■ Fragment
* * * * *

Angelsloërdijk - Diaconessen ziekenhuis |
|
|
|
|
Inleiding:
|
|
Uit de revue "Bij mijlpaal 10 1938-1948"
Ongeval aan de Dordsestraat.
Foto: R.Boelens.
|
In 1939 kreeg Emmen zijn eerste ziekenhuis
dat aan de Angelsloërdijk kwam te staan. Daar ging echter heel wat aan vooraf:
In 1918 vroeg de burgemeester van Emmen aan de inspecteur van de volksgezondheid te Utrecht of
die mee kon helpen bij het verkrijgen van subsidie voor de stichting van een gemeentelijk ziekenhuis in Emmen.
Dit vanwege de veel voorkomende gevallen van tyfus. Het antwoord was afwijzend. In de jaren twintig deed burgemeester
Kootstra van Emmen nogmaals enkele pogingen om in Emmen een ziekenhuis te krijgen. Ook dit lukte niet. Emmen moest het
zonder ziekenhuis stellen, zieken werden nog steeds vervoerd naar Assen, Hoogeveen, Coevorden of Groningen waar wel
ziekenhuizen waren. Dit kostte veel tijd en geld.

* * * * *

[Overzichten van elementen en kaders]
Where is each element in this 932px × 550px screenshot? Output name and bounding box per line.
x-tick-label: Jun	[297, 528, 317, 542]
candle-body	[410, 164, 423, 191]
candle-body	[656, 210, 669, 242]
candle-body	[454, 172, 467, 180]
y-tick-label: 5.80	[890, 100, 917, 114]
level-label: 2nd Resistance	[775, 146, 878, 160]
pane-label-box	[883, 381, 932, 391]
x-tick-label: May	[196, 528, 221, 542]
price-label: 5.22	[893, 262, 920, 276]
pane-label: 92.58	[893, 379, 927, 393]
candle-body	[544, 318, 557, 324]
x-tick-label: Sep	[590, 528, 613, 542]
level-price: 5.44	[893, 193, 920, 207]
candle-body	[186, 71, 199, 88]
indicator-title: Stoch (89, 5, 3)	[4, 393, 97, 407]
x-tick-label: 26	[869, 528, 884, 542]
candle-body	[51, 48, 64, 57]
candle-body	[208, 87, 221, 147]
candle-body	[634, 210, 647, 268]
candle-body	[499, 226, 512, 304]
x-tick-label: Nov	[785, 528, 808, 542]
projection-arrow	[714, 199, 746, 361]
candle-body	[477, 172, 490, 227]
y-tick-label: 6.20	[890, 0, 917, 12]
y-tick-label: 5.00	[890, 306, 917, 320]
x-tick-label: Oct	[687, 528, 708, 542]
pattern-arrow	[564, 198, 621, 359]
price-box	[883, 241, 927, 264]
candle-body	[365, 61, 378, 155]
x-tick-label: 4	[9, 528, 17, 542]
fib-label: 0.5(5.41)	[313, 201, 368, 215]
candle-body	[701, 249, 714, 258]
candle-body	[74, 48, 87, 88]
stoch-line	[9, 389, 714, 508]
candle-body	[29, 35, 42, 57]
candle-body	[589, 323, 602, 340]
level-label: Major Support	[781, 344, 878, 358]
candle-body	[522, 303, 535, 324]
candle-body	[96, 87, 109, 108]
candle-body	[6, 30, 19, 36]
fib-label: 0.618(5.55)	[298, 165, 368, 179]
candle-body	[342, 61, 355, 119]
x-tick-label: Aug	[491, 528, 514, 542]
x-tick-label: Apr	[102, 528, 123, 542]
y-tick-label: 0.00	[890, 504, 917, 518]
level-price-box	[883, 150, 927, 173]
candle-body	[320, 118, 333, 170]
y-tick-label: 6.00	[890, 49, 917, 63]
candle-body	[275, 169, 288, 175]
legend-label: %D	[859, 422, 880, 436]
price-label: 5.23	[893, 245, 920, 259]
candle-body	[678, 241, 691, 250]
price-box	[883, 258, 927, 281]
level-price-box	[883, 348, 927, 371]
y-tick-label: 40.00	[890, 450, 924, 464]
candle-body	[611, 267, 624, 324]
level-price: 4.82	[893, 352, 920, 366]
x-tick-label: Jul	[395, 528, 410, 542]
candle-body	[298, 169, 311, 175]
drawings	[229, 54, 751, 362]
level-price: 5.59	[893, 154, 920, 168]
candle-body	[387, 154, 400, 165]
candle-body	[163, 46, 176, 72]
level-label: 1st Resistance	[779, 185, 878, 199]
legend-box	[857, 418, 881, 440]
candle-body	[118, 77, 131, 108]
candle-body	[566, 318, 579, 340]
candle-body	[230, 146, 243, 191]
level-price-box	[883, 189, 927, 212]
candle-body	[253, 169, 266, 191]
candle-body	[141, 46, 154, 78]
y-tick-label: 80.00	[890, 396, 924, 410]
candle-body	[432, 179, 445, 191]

* * * * *

■ Opdracht
Beantwoord alstublieft deze vragen over het fragment over het ziekenhuis in Emmen:
1. In welk jaar kreeg Emmen zijn eerste ziekenhuis?
2. Aan wie vroeg de burgemeester van Emmen in 1918 hulp bij het verkrijgen van subsidie?
3. Naar welke plaatsen werden zieken vervoerd zolang Emmen geen ziekenhuis had?
De records hebben niets met het fragment te maken.

■ Antwoord
1. In 1939.
2. Aan de inspecteur van de volksgezondheid te Utrecht.
3. Naar Assen, Hoogeveen, Coevorden of Groningen.